* START DATA *

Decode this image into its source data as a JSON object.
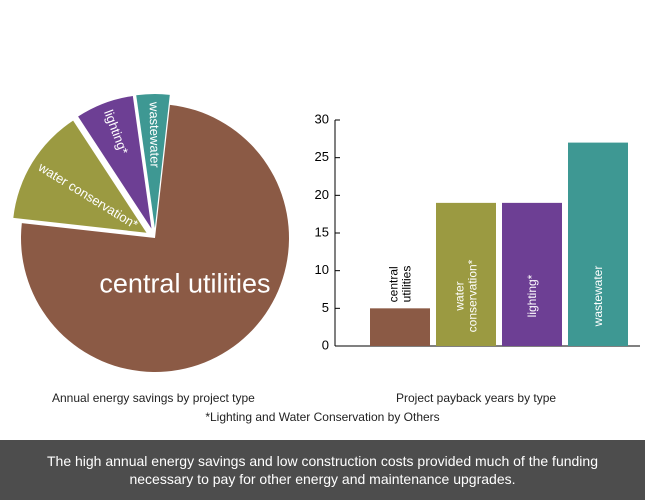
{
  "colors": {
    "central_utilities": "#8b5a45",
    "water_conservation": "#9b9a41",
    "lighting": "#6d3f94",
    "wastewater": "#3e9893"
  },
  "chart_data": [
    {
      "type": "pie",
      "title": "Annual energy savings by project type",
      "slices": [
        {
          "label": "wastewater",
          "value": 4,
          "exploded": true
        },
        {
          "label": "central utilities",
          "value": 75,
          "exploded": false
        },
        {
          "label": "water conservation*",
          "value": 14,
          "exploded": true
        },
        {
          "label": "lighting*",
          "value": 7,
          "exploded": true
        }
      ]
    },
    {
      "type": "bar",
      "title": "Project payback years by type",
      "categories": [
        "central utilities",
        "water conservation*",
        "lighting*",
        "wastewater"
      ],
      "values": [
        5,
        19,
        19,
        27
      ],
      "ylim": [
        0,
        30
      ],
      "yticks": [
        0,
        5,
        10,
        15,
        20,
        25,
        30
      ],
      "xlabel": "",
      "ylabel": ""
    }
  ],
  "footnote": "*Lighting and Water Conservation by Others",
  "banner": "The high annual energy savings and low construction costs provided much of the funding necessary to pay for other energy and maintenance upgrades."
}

* END DATA *

Copy every line of the material in which the word "wastewater" occurs.

* **SOLUTION TO THIS TASK**:
    "wastewater": "#3e9893"
          "label": "wastewater",
        "wastewater"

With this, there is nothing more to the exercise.